Description of the task. Reproduce every line of the records below, swapping each occurrence of "Lync Click to Call" for "Skype Click to Call" and leaving everything else unchanged.

Layout annotation data
[Start]

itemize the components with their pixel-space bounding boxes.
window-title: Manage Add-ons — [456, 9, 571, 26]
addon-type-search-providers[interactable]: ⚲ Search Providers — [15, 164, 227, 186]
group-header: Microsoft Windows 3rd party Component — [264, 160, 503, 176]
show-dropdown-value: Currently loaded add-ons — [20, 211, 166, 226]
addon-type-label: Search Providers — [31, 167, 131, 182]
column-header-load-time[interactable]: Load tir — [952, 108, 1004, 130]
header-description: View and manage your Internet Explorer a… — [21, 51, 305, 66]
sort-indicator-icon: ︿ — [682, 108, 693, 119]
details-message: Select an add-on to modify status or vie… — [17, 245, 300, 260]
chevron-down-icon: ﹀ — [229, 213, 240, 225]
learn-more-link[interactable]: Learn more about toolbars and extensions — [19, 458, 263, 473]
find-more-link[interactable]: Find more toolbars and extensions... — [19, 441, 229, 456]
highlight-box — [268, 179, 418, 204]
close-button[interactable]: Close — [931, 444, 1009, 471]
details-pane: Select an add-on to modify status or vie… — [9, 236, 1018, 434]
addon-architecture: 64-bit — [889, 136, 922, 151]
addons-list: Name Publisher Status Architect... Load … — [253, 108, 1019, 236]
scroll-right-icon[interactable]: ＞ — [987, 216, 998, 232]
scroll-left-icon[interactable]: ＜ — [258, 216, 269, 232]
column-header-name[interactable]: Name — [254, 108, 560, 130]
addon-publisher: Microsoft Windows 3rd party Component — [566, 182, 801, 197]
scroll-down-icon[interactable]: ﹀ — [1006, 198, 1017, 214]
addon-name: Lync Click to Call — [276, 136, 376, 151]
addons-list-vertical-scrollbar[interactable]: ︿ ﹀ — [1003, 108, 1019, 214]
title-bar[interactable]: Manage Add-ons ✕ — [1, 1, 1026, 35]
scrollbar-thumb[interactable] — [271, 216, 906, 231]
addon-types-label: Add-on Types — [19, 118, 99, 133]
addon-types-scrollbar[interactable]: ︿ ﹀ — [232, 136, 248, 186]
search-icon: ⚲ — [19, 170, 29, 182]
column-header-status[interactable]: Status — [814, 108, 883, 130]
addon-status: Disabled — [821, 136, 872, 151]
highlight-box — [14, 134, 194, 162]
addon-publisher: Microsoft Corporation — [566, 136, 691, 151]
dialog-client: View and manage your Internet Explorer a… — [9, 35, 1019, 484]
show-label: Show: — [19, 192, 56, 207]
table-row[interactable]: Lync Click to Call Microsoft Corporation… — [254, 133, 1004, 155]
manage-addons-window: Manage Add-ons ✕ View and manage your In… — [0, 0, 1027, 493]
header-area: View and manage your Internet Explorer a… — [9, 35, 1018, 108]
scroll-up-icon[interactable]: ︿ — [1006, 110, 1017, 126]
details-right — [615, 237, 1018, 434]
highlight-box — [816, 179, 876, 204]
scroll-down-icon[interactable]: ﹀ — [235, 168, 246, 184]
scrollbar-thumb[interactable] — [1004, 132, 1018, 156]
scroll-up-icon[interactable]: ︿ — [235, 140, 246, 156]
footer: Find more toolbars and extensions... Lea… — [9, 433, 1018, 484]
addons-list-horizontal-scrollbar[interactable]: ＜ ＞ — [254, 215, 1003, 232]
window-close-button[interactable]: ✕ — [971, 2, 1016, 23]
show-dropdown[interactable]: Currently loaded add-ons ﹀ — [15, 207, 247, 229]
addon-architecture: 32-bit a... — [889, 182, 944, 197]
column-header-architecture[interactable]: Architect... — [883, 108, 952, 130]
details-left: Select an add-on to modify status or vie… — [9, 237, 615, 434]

[End]

Complete response.
itemize the components with their pixel-space bounding boxes.
window-title: Manage Add-ons — [456, 9, 571, 26]
addon-type-search-providers[interactable]: ⚲ Search Providers — [15, 164, 227, 186]
group-header: Microsoft Windows 3rd party Component — [264, 160, 503, 176]
show-dropdown-value: Currently loaded add-ons — [20, 211, 166, 226]
addon-type-label: Search Providers — [31, 167, 131, 182]
column-header-load-time[interactable]: Load tir — [952, 108, 1004, 130]
header-description: View and manage your Internet Explorer a… — [21, 51, 305, 66]
sort-indicator-icon: ︿ — [682, 108, 693, 119]
details-message: Select an add-on to modify status or vie… — [17, 245, 300, 260]
chevron-down-icon: ﹀ — [229, 213, 240, 225]
learn-more-link[interactable]: Learn more about toolbars and extensions — [19, 458, 263, 473]
find-more-link[interactable]: Find more toolbars and extensions... — [19, 441, 229, 456]
highlight-box — [268, 179, 418, 204]
close-button[interactable]: Close — [931, 444, 1009, 471]
details-pane: Select an add-on to modify status or vie… — [9, 236, 1018, 434]
addon-architecture: 64-bit — [889, 136, 922, 151]
addons-list: Name Publisher Status Architect... Load … — [253, 108, 1019, 236]
scroll-right-icon[interactable]: ＞ — [987, 216, 998, 232]
scroll-left-icon[interactable]: ＜ — [258, 216, 269, 232]
column-header-name[interactable]: Name — [254, 108, 560, 130]
addon-publisher: Microsoft Windows 3rd party Component — [566, 182, 801, 197]
scroll-down-icon[interactable]: ﹀ — [1006, 198, 1017, 214]
addon-name: Skype Click to Call — [276, 136, 376, 151]
addons-list-vertical-scrollbar[interactable]: ︿ ﹀ — [1003, 108, 1019, 214]
title-bar[interactable]: Manage Add-ons ✕ — [1, 1, 1026, 35]
scrollbar-thumb[interactable] — [271, 216, 906, 231]
addon-types-label: Add-on Types — [19, 118, 99, 133]
addon-types-scrollbar[interactable]: ︿ ﹀ — [232, 136, 248, 186]
search-icon: ⚲ — [19, 170, 29, 182]
column-header-status[interactable]: Status — [814, 108, 883, 130]
addon-status: Disabled — [821, 136, 872, 151]
highlight-box — [14, 134, 194, 162]
addon-publisher: Microsoft Corporation — [566, 136, 691, 151]
dialog-client: View and manage your Internet Explorer a… — [9, 35, 1019, 484]
show-label: Show: — [19, 192, 56, 207]
table-row[interactable]: Skype Click to Call Microsoft Corporation… — [254, 133, 1004, 155]
manage-addons-window: Manage Add-ons ✕ View and manage your In… — [0, 0, 1027, 493]
header-area: View and manage your Internet Explorer a… — [9, 35, 1018, 108]
scroll-up-icon[interactable]: ︿ — [1006, 110, 1017, 126]
details-right — [615, 237, 1018, 434]
highlight-box — [816, 179, 876, 204]
scroll-down-icon[interactable]: ﹀ — [235, 168, 246, 184]
scrollbar-thumb[interactable] — [1004, 132, 1018, 156]
scroll-up-icon[interactable]: ︿ — [235, 140, 246, 156]
footer: Find more toolbars and extensions... Lea… — [9, 433, 1018, 484]
addons-list-horizontal-scrollbar[interactable]: ＜ ＞ — [254, 215, 1003, 232]
window-close-button[interactable]: ✕ — [971, 2, 1016, 23]
show-dropdown[interactable]: Currently loaded add-ons ﹀ — [15, 207, 247, 229]
addon-architecture: 32-bit a... — [889, 182, 944, 197]
column-header-architecture[interactable]: Architect... — [883, 108, 952, 130]
details-left: Select an add-on to modify status or vie… — [9, 237, 615, 434]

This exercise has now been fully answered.